Will you print the material below without altering a single character?

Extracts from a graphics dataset
·····

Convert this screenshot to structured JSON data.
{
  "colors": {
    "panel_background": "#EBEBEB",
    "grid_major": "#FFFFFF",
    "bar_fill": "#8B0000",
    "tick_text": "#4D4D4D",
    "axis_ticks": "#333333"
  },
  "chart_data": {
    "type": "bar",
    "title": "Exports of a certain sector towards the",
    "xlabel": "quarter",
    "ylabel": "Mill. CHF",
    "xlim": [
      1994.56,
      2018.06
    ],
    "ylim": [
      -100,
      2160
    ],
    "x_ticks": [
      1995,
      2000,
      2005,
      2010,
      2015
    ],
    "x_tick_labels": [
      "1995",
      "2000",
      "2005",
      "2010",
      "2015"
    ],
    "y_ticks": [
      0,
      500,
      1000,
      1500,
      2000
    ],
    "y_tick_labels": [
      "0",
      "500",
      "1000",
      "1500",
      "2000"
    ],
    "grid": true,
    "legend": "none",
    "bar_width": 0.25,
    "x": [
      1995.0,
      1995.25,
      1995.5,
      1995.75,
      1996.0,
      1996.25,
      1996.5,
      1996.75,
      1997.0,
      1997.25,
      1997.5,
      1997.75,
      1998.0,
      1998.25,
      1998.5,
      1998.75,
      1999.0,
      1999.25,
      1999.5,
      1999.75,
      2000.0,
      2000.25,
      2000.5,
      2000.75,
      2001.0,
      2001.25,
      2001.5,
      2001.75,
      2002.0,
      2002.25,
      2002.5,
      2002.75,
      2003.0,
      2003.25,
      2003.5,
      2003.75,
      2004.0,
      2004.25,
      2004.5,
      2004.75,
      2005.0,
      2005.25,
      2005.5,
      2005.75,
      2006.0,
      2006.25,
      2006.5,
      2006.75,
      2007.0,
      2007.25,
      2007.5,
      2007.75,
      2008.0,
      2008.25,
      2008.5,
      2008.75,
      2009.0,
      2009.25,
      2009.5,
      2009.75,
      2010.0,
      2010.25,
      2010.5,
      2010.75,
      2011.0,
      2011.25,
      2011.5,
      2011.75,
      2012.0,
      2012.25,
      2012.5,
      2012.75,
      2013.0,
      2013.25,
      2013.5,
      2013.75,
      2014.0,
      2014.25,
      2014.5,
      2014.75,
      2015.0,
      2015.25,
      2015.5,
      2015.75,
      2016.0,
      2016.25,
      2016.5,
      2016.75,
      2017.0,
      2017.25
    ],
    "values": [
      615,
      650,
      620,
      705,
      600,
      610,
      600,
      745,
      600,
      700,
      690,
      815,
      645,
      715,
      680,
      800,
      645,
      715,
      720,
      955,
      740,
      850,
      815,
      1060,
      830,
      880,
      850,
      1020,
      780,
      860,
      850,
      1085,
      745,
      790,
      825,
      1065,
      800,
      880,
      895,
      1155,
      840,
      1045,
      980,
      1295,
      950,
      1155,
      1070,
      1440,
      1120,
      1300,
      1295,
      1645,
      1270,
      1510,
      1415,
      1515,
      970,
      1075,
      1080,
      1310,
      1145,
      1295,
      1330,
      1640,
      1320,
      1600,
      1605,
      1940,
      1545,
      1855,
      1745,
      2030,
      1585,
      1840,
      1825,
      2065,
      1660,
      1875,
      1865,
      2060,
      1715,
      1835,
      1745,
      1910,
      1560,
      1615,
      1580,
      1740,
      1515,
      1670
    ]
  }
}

·····

*Solution below*:
Convert this screenshot to structured JSON data.
{
  "colors": {
    "panel_background": "#EBEBEB",
    "grid_major": "#FFFFFF",
    "bar_fill": "#8B0000",
    "tick_text": "#4D4D4D",
    "axis_ticks": "#333333"
  },
  "chart_data": {
    "type": "bar",
    "title": "Exports of a certain sector towards the",
    "xlabel": "quarter",
    "ylabel": "Mill. CHF",
    "xlim": [
      1994.56,
      2018.06
    ],
    "ylim": [
      -100,
      2160
    ],
    "x_ticks": [
      1995,
      2000,
      2005,
      2010,
      2015
    ],
    "x_tick_labels": [
      "1995",
      "2000",
      "2005",
      "2010",
      "2015"
    ],
    "y_ticks": [
      0,
      500,
      1000,
      1500,
      2000
    ],
    "y_tick_labels": [
      "0",
      "500",
      "1000",
      "1500",
      "2000"
    ],
    "grid": true,
    "legend": "none",
    "bar_width": 0.25,
    "x": [
      1995.0,
      1995.25,
      1995.5,
      1995.75,
      1996.0,
      1996.25,
      1996.5,
      1996.75,
      1997.0,
      1997.25,
      1997.5,
      1997.75,
      1998.0,
      1998.25,
      1998.5,
      1998.75,
      1999.0,
      1999.25,
      1999.5,
      1999.75,
      2000.0,
      2000.25,
      2000.5,
      2000.75,
      2001.0,
      2001.25,
      2001.5,
      2001.75,
      2002.0,
      2002.25,
      2002.5,
      2002.75,
      2003.0,
      2003.25,
      2003.5,
      2003.75,
      2004.0,
      2004.25,
      2004.5,
      2004.75,
      2005.0,
      2005.25,
      2005.5,
      2005.75,
      2006.0,
      2006.25,
      2006.5,
      2006.75,
      2007.0,
      2007.25,
      2007.5,
      2007.75,
      2008.0,
      2008.25,
      2008.5,
      2008.75,
      2009.0,
      2009.25,
      2009.5,
      2009.75,
      2010.0,
      2010.25,
      2010.5,
      2010.75,
      2011.0,
      2011.25,
      2011.5,
      2011.75,
      2012.0,
      2012.25,
      2012.5,
      2012.75,
      2013.0,
      2013.25,
      2013.5,
      2013.75,
      2014.0,
      2014.25,
      2014.5,
      2014.75,
      2015.0,
      2015.25,
      2015.5,
      2015.75,
      2016.0,
      2016.25,
      2016.5,
      2016.75,
      2017.0,
      2017.25
    ],
    "values": [
      615,
      650,
      620,
      705,
      600,
      610,
      600,
      745,
      600,
      700,
      690,
      815,
      645,
      715,
      680,
      800,
      645,
      715,
      720,
      955,
      740,
      850,
      815,
      1060,
      830,
      880,
      850,
      1020,
      780,
      860,
      850,
      1085,
      745,
      790,
      825,
      1065,
      800,
      880,
      895,
      1155,
      840,
      1045,
      980,
      1295,
      950,
      1155,
      1070,
      1440,
      1120,
      1300,
      1295,
      1645,
      1270,
      1510,
      1415,
      1515,
      970,
      1075,
      1080,
      1310,
      1145,
      1295,
      1330,
      1640,
      1320,
      1600,
      1605,
      1940,
      1545,
      1855,
      1745,
      2030,
      1585,
      1840,
      1825,
      2065,
      1660,
      1875,
      1865,
      2060,
      1715,
      1835,
      1745,
      1910,
      1560,
      1615,
      1580,
      1740,
      1515,
      1670
    ]
  }
}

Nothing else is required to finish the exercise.